## Set exercise
Below are some records; work out how many of their lines contain "name" and give the number only.

## Records shown
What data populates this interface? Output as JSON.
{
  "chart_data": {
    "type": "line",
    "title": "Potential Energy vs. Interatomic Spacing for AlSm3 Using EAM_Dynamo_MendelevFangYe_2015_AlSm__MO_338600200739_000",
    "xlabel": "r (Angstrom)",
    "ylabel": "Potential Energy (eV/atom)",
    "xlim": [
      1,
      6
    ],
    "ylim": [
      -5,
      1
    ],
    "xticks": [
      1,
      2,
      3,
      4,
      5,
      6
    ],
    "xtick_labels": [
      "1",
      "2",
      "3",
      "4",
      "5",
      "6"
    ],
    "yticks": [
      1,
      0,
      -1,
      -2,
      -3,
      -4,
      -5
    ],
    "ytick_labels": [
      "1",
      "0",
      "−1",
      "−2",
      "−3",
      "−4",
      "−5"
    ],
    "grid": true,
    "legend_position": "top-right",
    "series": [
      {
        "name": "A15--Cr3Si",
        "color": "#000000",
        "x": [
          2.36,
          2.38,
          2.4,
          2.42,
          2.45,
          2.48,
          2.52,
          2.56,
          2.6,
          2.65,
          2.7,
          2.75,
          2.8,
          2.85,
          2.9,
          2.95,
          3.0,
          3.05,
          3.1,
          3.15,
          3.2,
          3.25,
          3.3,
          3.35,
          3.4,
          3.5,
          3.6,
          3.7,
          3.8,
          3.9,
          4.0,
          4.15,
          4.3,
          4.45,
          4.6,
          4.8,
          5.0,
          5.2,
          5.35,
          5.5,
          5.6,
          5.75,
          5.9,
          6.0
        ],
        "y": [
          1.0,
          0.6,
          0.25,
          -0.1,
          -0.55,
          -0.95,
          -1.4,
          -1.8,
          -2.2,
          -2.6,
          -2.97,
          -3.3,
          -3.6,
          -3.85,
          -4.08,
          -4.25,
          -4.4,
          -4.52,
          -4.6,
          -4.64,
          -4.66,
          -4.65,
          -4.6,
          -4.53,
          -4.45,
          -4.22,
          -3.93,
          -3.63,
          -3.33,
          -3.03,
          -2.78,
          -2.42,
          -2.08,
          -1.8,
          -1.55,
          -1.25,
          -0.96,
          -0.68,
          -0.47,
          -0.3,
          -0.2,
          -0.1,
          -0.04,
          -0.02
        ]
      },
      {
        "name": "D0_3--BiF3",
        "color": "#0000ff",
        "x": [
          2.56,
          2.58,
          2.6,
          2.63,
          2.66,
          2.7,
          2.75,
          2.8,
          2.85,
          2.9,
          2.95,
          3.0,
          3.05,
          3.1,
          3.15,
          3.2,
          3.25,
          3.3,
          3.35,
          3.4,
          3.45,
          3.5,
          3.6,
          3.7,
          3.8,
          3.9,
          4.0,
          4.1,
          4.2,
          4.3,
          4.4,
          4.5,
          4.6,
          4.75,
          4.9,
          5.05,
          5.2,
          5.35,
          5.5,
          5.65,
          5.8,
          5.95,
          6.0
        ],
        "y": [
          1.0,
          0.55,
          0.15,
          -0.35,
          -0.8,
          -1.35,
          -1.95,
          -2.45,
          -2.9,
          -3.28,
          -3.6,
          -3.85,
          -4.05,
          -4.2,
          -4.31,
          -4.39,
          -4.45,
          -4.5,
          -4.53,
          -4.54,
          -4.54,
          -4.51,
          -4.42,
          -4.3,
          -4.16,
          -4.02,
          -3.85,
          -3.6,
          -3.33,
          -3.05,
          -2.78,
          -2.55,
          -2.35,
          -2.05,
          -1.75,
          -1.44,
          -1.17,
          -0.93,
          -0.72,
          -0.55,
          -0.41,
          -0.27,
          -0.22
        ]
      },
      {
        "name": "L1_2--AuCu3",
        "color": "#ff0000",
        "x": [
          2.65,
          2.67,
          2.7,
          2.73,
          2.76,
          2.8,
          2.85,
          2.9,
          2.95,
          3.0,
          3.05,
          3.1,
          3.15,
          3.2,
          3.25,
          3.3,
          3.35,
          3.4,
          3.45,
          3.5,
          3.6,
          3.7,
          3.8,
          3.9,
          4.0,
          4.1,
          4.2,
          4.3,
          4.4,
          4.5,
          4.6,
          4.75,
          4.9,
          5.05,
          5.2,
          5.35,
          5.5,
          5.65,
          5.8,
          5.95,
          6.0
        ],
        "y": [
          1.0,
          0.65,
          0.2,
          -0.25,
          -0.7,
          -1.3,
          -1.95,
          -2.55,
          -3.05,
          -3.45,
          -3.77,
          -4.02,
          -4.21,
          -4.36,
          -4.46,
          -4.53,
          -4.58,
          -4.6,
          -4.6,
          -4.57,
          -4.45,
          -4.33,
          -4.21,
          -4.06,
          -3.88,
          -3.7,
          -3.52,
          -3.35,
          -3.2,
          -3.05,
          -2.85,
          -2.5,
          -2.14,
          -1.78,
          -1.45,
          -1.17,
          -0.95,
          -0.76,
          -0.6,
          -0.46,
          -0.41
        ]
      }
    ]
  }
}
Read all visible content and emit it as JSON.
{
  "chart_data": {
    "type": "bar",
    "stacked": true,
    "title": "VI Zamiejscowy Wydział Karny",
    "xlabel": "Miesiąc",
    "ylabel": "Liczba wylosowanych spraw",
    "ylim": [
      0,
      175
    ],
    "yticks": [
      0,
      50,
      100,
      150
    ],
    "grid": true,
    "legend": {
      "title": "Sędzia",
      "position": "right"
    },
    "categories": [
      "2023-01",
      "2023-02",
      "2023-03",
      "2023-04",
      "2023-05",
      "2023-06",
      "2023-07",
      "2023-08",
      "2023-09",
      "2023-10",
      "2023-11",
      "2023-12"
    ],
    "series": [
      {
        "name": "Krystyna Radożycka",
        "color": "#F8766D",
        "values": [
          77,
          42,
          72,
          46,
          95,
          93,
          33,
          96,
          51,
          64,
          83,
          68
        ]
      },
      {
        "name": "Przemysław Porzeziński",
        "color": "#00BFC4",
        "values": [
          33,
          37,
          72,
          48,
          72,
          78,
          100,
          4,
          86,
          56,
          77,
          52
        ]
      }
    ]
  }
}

## Solution to this problem
5